PROBLEM REQUIREMENTS:
Extract the lines from the one containing "block Z internals wire (664, 428, 666, 434)" through the one containing "svg-text:+28/-27: +28/-27 (243, 228, 253, 232)", inclusive, and reproduce them verbatim from the data.

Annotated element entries
= = =
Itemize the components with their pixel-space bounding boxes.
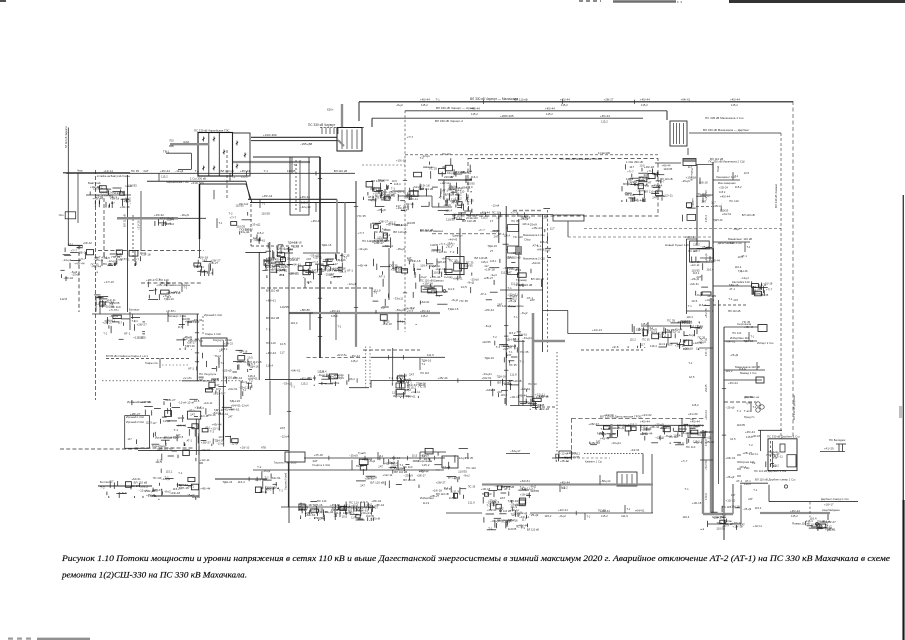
block Z internals wire (664, 428, 666, 434)
cluster y255 box (116, 250, 122, 254)
svg-text:ПС 330 кВ Махачкала 330 кВ: ПС 330 кВ Махачкала 330 кВ (560, 157, 602, 161)
cluster AP wire (548, 257, 552, 259)
svg-text:Т-1: Т-1 (445, 199, 449, 203)
dash-dot y283 (141, 282, 202, 284)
svg-text:+28/-27: +28/-27 (243, 228, 253, 232)
y479 ann tick (256, 477, 258, 481)
Kasumkent cluster wire (508, 491, 510, 495)
svg-text:+28/-27: +28/-27 (368, 506, 379, 510)
svg-text:+33/-32: +33/-32 (154, 213, 164, 217)
svg-text:115,2: 115,2 (546, 112, 553, 116)
PS Miatli wire (380, 183, 382, 189)
svg-text:Унцукуль 1 СШ: Унцукуль 1 СШ (213, 338, 232, 342)
svg-text:+64/-61: +64/-61 (334, 373, 345, 377)
tick bar (321, 127, 323, 134)
cluster I wire (218, 386, 226, 388)
svg-text:2АТ: 2АТ (748, 497, 753, 501)
Bavtugai cluster wire (113, 187, 122, 189)
svg-text:+45/-44: +45/-44 (662, 164, 671, 168)
svg-text:ВЛ 110 кВ: ВЛ 110 кВ (394, 470, 407, 474)
cluster U wire (438, 269, 440, 274)
svg-text:2Т: 2Т (490, 249, 493, 253)
svg-text:ТДН-16: ТДН-16 (421, 358, 431, 362)
svg-text:+64/-61: +64/-61 (305, 513, 316, 517)
svg-text:115,2: 115,2 (481, 216, 488, 220)
svg-text:Гергебиль: Гергебиль (152, 444, 166, 448)
cluster U wire (429, 284, 431, 287)
svg-text:+45/-44: +45/-44 (74, 261, 85, 265)
wire y479 (215, 478, 267, 480)
left extra E2 wire (112, 321, 119, 323)
cluster Gunib east wire (272, 250, 274, 257)
top line ann tick (633, 100, 635, 104)
Makhachkala 330 internals wire (639, 190, 641, 196)
city bay box (508, 246, 519, 253)
gray end cluster wire (540, 404, 542, 410)
PS Miatli wire (372, 196, 374, 200)
svg-text:+19/-18: +19/-18 (301, 503, 312, 507)
chain T1 wire (346, 380, 348, 384)
svg-text:+64/-61: +64/-61 (289, 272, 300, 276)
svg-text:T-1: T-1 (587, 515, 591, 519)
left extra E3 wire (166, 281, 168, 287)
cluster E box (100, 302, 104, 306)
wire AE-AC (446, 512, 482, 514)
block Z internals wire (602, 431, 604, 435)
svg-text:T-1: T-1 (627, 507, 631, 511)
y214 ann tick (523, 212, 525, 216)
svg-text:T-1: T-1 (422, 362, 426, 366)
x519 ann tick (517, 331, 521, 333)
cluster Q1 wire (275, 261, 283, 263)
svg-text:Новый Хушет 110: Новый Хушет 110 (665, 243, 689, 247)
Chirkey symbol tick (202, 167, 204, 169)
chain T2 wire (407, 382, 409, 388)
Makhachkala 330 internals wire (626, 199, 628, 202)
svg-text:116,4: 116,4 (683, 515, 690, 519)
dotted y380 (102, 380, 243, 382)
cluster Q2 wire (325, 266, 327, 270)
Gergebil cluster wire (161, 491, 163, 494)
artery top cluster wire (699, 178, 701, 185)
svg-text:−12+j4: −12+j4 (163, 221, 172, 225)
block internal wire (299, 160, 301, 212)
Levashi cluster wire (382, 245, 390, 247)
chain O1 wire (314, 517, 316, 519)
svg-text:116,4: 116,4 (238, 480, 245, 484)
svg-text:+45/-44: +45/-44 (560, 459, 569, 463)
artery top cluster wire (702, 197, 704, 202)
Bavtugai cluster box (99, 186, 106, 189)
svg-text:ВЛ 110 кВ Дербент-север 1 Сш: ВЛ 110 кВ Дербент-север 1 Сш (755, 478, 796, 482)
wire y496 (152, 495, 199, 497)
gray drop from bus b (344, 203, 346, 254)
svg-text:ПС 35: ПС 35 (466, 260, 474, 264)
wire x100 (99, 296, 101, 314)
cluster P wire (390, 466, 397, 468)
svg-text:Т-1: Т-1 (688, 361, 693, 365)
svg-text:2АТ: 2АТ (228, 415, 233, 419)
cluster P wire (405, 464, 409, 466)
cluster G2 wire (243, 353, 252, 355)
svg-text:1 Сш 330 кВ: 1 Сш 330 кВ (190, 177, 206, 181)
branch y341 (724, 340, 757, 342)
AF boxes wire (759, 287, 768, 289)
svg-text:Т-2: Т-2 (749, 443, 754, 447)
svg-text:−25+j9: −25+j9 (371, 516, 381, 520)
cluster R column wire (415, 324, 417, 325)
svg-text:−25+j9: −25+j9 (694, 326, 703, 330)
cluster R column box (402, 269, 408, 273)
svg-text:+25/-24: +25/-24 (719, 186, 728, 190)
svg-text:−25+j9: −25+j9 (443, 203, 452, 207)
svg-text:+28/-27: +28/-27 (588, 422, 599, 426)
left extra E2 wire (142, 333, 145, 335)
svg-text:Т-1: Т-1 (178, 471, 182, 475)
top line ann tick (483, 100, 485, 104)
cluster P wire (388, 459, 390, 464)
svg-text:−25+j9: −25+j9 (488, 498, 497, 502)
svg-text:117: 117 (280, 350, 285, 354)
block Z internals wire (616, 430, 618, 436)
svg-text:+8/-8 Лн: +8/-8 Лн (337, 353, 348, 357)
svg-text:Тарнаир: Тарнаир (516, 278, 527, 282)
chain O2 wire (339, 511, 341, 517)
svg-text:ПС 110 кВ Дербент 1 Сш: ПС 110 кВ Дербент 1 Сш (754, 469, 787, 473)
cluster y255 wire (116, 261, 118, 264)
block Z top dash-dot (572, 417, 706, 419)
left small cluster D wire (60, 274, 62, 278)
svg-text:АТ-1: АТ-1 (439, 196, 445, 200)
svg-text:ПС 35: ПС 35 (460, 299, 469, 303)
Levashi cluster wire (390, 237, 392, 241)
wire x760 drop (760, 430, 762, 451)
x320 ann tick (318, 178, 322, 180)
symbol (756, 402, 760, 406)
Makhachkala west bays wire (461, 203, 463, 208)
svg-text:116,4: 116,4 (212, 378, 219, 382)
cluster V box (518, 273, 527, 277)
svg-text:−25+j9: −25+j9 (690, 277, 699, 281)
cluster I wire (248, 382, 250, 389)
svg-text:+64/-61: +64/-61 (486, 388, 496, 392)
cluster AE wire (429, 458, 431, 461)
Irganai GES dense cluster wire (169, 408, 171, 416)
Izberbash junction cluster wire (643, 331, 645, 337)
svg-text:111,9: 111,9 (621, 514, 628, 518)
svg-text:ПС 35: ПС 35 (667, 319, 675, 323)
dashed y358 (106, 358, 191, 360)
bus y314 (92, 313, 199, 315)
left extra E2 wire (108, 325, 110, 328)
svg-text:−33+j11: −33+j11 (445, 171, 455, 175)
y173 ann tick (315, 171, 317, 175)
cluster Q2 wire (330, 281, 332, 284)
cluster R column wire (384, 299, 386, 306)
svg-text:1Сш: 1Сш (59, 214, 64, 217)
W bus taps wire (499, 344, 508, 346)
chain O2 wire (337, 505, 339, 510)
y214 ann tick (517, 212, 519, 216)
svg-text:+19/-18: +19/-18 (120, 205, 130, 209)
Irganai GES dense cluster wire (144, 410, 146, 415)
svg-text:ПС 110: ПС 110 (317, 499, 327, 503)
svg-text:117: 117 (696, 346, 701, 350)
svg-text:+64/-61: +64/-61 (330, 381, 340, 385)
cluster mid bus box (306, 262, 312, 265)
left extra E3 wire (148, 299, 158, 301)
tick bar (337, 127, 339, 134)
svg-text:ТДН-16: ТДН-16 (508, 499, 519, 503)
Makhachkala 330 internals wire (621, 186, 623, 191)
chain T2 wire (395, 393, 397, 398)
svg-text:+45/-44: +45/-44 (438, 376, 448, 380)
cluster AP wire (493, 230, 499, 232)
svg-text:Рисунок 1.10 Потоки мощности и: Рисунок 1.10 Потоки мощности и уровни на… (61, 554, 890, 563)
block Z internals wire (590, 444, 597, 446)
svg-text:Т-1: Т-1 (435, 97, 440, 101)
PS Miatli wire (381, 199, 387, 201)
cluster I wire (249, 386, 251, 390)
Makhachkala west bays wire (457, 206, 462, 208)
Bavtugai cluster wire (108, 190, 110, 195)
svg-text:T-1: T-1 (262, 202, 266, 206)
svg-text:ПС 35: ПС 35 (509, 363, 517, 367)
wire y430 top (758, 429, 782, 431)
drop x182 (182, 315, 184, 329)
cluster Gunib east wire (275, 265, 277, 273)
wire y290 (500, 289, 543, 291)
svg-text:+45/-44: +45/-44 (545, 106, 555, 110)
svg-text:110/35: 110/35 (128, 183, 137, 187)
svg-text:ТДН-16: ТДН-16 (249, 364, 259, 368)
svg-text:+7/-7: +7/-7 (230, 216, 237, 220)
AF boxes box (752, 284, 759, 288)
svg-text:+12/-11: +12/-11 (203, 401, 213, 405)
svg-text:−25+j9: −25+j9 (529, 513, 539, 517)
svg-text:−25+j9: −25+j9 (726, 475, 735, 479)
wire y501 long (769, 501, 858, 503)
svg-text:+64/-61: +64/-61 (681, 97, 691, 101)
svg-text:ТДН-16: ТДН-16 (448, 307, 459, 311)
svg-text:+28/-27: +28/-27 (137, 323, 148, 327)
cluster V wire (489, 267, 499, 269)
cluster below x199 wire (208, 264, 210, 272)
left extra E2 wire (121, 318, 130, 320)
Kasumkent cluster wire (521, 530, 523, 532)
branch dash y305 (713, 304, 747, 306)
svg-text:−12+j4: −12+j4 (186, 400, 195, 404)
svg-text:ПС 110 кВ Леваши: ПС 110 кВ Леваши (362, 239, 387, 243)
Makhachkala 330 internals wire (651, 193, 659, 195)
artery top cluster wire (687, 207, 695, 209)
below gray y218 wire (161, 224, 163, 226)
cluster L wire (104, 497, 106, 499)
block Z internals wire (675, 444, 684, 446)
small marks wire (555, 460, 557, 462)
cluster L wire (117, 481, 119, 486)
Makhachkala west bays wire (466, 193, 468, 199)
below gray y218 wire (158, 219, 160, 226)
box AD bar (621, 474, 623, 484)
Izberbash junction cluster wire (640, 343, 642, 348)
svg-text:115,2: 115,2 (509, 331, 516, 335)
cluster F wire (190, 349, 193, 351)
svg-text:T-1: T-1 (400, 463, 404, 467)
svg-text:Т-атл: Т-атл (744, 409, 751, 413)
below gray y218 wire (154, 221, 156, 226)
svg-text:10,5: 10,5 (307, 280, 313, 284)
cluster P wire (362, 469, 364, 475)
svg-text:Гоцатль 1 СШ: Гоцатль 1 СШ (312, 463, 330, 467)
svg-text:+64/-61: +64/-61 (403, 306, 414, 310)
svg-text:117: 117 (690, 417, 695, 421)
power plant block box (290, 157, 309, 215)
svg-text:116,4: 116,4 (650, 344, 657, 348)
svg-text:ремонта 1(2)СШ-330 на ПС 330: ремонта 1(2)СШ-330 на ПС 330 кВ Махачкал… (61, 571, 247, 580)
symbol (760, 405, 764, 409)
svg-text:+61/-60: +61/-60 (688, 412, 698, 416)
bar sym a (838, 444, 840, 452)
chain T1 wire (335, 382, 337, 387)
chain O1 wire (299, 518, 301, 519)
svg-text:+12/-11: +12/-11 (535, 393, 545, 397)
Izberbash junction cluster wire (674, 334, 676, 339)
svg-text:+45/-44: +45/-44 (711, 258, 721, 262)
Makhachkala west bays wire (454, 173, 462, 175)
svg-text:2АТ: 2АТ (530, 298, 535, 302)
svg-text:ВЛ 330 кВ Чирюрт — Артем: ВЛ 330 кВ Чирюрт — Артем (436, 106, 475, 110)
svg-text:+7/-7: +7/-7 (407, 135, 414, 139)
cluster G2 wire (205, 361, 207, 367)
svg-text:2СШ-110: 2СШ-110 (466, 216, 478, 220)
Shamkhal box bottom ticks (444, 274, 465, 276)
cluster P wire (413, 460, 419, 462)
svg-text:Чирк: Чирк (77, 169, 83, 172)
artery tap left (700, 347, 713, 349)
svg-text:116,4: 116,4 (522, 222, 529, 226)
gray dash y210 (513, 210, 543, 212)
Izberbash junction cluster wire (680, 322, 682, 330)
svg-text:ТДН-16: ТДН-16 (497, 374, 506, 378)
AF boxes wire (762, 286, 764, 293)
svg-text:−25+j9: −25+j9 (508, 294, 518, 298)
svg-text:ВЛ 330 кВ Дербент: ВЛ 330 кВ Дербент (792, 394, 796, 420)
svg-text:115,2: 115,2 (166, 469, 173, 473)
svg-text:10,5: 10,5 (277, 251, 283, 255)
svg-text:АТ-1: АТ-1 (188, 366, 194, 370)
W bus taps wire (519, 401, 527, 403)
left extra E2 wire (134, 324, 136, 330)
svg-text:115,2: 115,2 (601, 514, 608, 518)
cluster Q2 box (303, 271, 310, 275)
cluster I wire (226, 377, 228, 384)
dash-dot x104 (103, 198, 105, 258)
svg-text:+45/-44: +45/-44 (652, 184, 663, 188)
svg-text:115,2: 115,2 (391, 461, 398, 465)
chain O1 wire (322, 512, 324, 517)
cluster Gunib east wire (266, 250, 272, 252)
svg-text:Пváб: Пváб (716, 165, 720, 172)
svg-text:Т-1: Т-1 (118, 258, 123, 262)
branch y380 (724, 379, 762, 381)
Irganai GES dense cluster wire (144, 405, 153, 407)
cluster E wire (99, 298, 108, 300)
Makhachkala 330 internals wire (643, 190, 645, 198)
svg-text:+19/-18: +19/-18 (511, 251, 521, 255)
W bus taps wire (494, 341, 496, 346)
svg-text:ПС 110: ПС 110 (513, 235, 523, 239)
chain T3 wire (419, 397, 421, 399)
cluster AE wire (459, 447, 468, 449)
Derbent internal dash a (770, 441, 772, 468)
gray end cluster wire (526, 396, 533, 398)
Makhachkala west bays wire (446, 199, 448, 205)
svg-text:2АТ: 2АТ (683, 338, 688, 342)
Makhachkala west bays box (458, 202, 462, 206)
svg-text:−8+j2: −8+j2 (479, 212, 486, 216)
Irganai pair a (258, 252, 260, 380)
svg-text:2АТ: 2АТ (494, 235, 499, 239)
branch y370 (724, 369, 765, 371)
svg-text:МВт: МВт (169, 144, 175, 148)
box G (201, 338, 227, 346)
block Z internals box (679, 426, 685, 432)
Makhachkala west bays wire (469, 165, 471, 172)
svg-text:ВЛ 110 кВ: ВЛ 110 кВ (527, 528, 539, 532)
svg-text:−8+j2: −8+j2 (696, 293, 703, 297)
svg-text:ТДН-16: ТДН-16 (214, 439, 224, 443)
svg-text:АТ-1: АТ-1 (504, 487, 511, 491)
svg-text:+64/-61: +64/-61 (256, 239, 266, 243)
Kasumkent cluster box (496, 504, 501, 509)
svg-text:2АТ: 2АТ (596, 439, 601, 443)
left vertical x127 (127, 175, 129, 312)
svg-text:Т-1: Т-1 (753, 488, 758, 492)
svg-text:117: 117 (688, 165, 693, 169)
chain T3 wire (399, 396, 401, 399)
cluster V wire (521, 294, 523, 298)
svg-text:+28/-27: +28/-27 (201, 440, 211, 444)
wire box AK link (655, 162, 681, 164)
block Z extra wire (690, 427, 695, 429)
svg-text:Т-1: Т-1 (195, 169, 200, 173)
svg-text:+12/-11: +12/-11 (408, 197, 418, 201)
W bus taps wire (490, 380, 492, 386)
Makhachkala west bays wire (458, 212, 466, 214)
Yalama symbols cluster wire (827, 530, 830, 532)
cluster P wire (418, 485, 420, 489)
Yalama symbols cluster box (817, 524, 826, 528)
svg-text:ТДН-16: ТДН-16 (713, 218, 723, 222)
Gergebil cluster wire (159, 483, 161, 486)
chain O1 wire (300, 503, 302, 510)
gray end cluster wire (535, 408, 537, 410)
AF boxes box (755, 291, 762, 296)
cluster L wire (151, 491, 154, 493)
bay wire (673, 123, 675, 144)
Shamkhal lower box a (421, 286, 432, 292)
cluster M wire (265, 486, 267, 493)
cluster R column box (380, 315, 387, 321)
svg-text:T-1: T-1 (400, 320, 404, 324)
svg-text:+45/-44: +45/-44 (560, 480, 570, 484)
svg-text:ТДН-16: ТДН-16 (437, 260, 447, 264)
svg-text:ПС 35: ПС 35 (743, 320, 751, 324)
Makhachkala 330 internals wire (630, 197, 632, 202)
cluster F wire (184, 347, 186, 350)
Makhachkala 330 internals wire (633, 194, 643, 196)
= = =
TASK RESULT:
block Z internals wire (664, 428, 666, 434)
cluster y255 box (116, 250, 122, 254)
svg-text:ПС 330 кВ Махачкала 330 кВ: ПС 330 кВ Махачкала 330 кВ (560, 157, 602, 161)
cluster AP wire (548, 257, 552, 259)
svg-text:Т-1: Т-1 (445, 199, 449, 203)
dash-dot y283 (141, 282, 202, 284)
svg-text:+28/-27: +28/-27 (243, 228, 253, 232)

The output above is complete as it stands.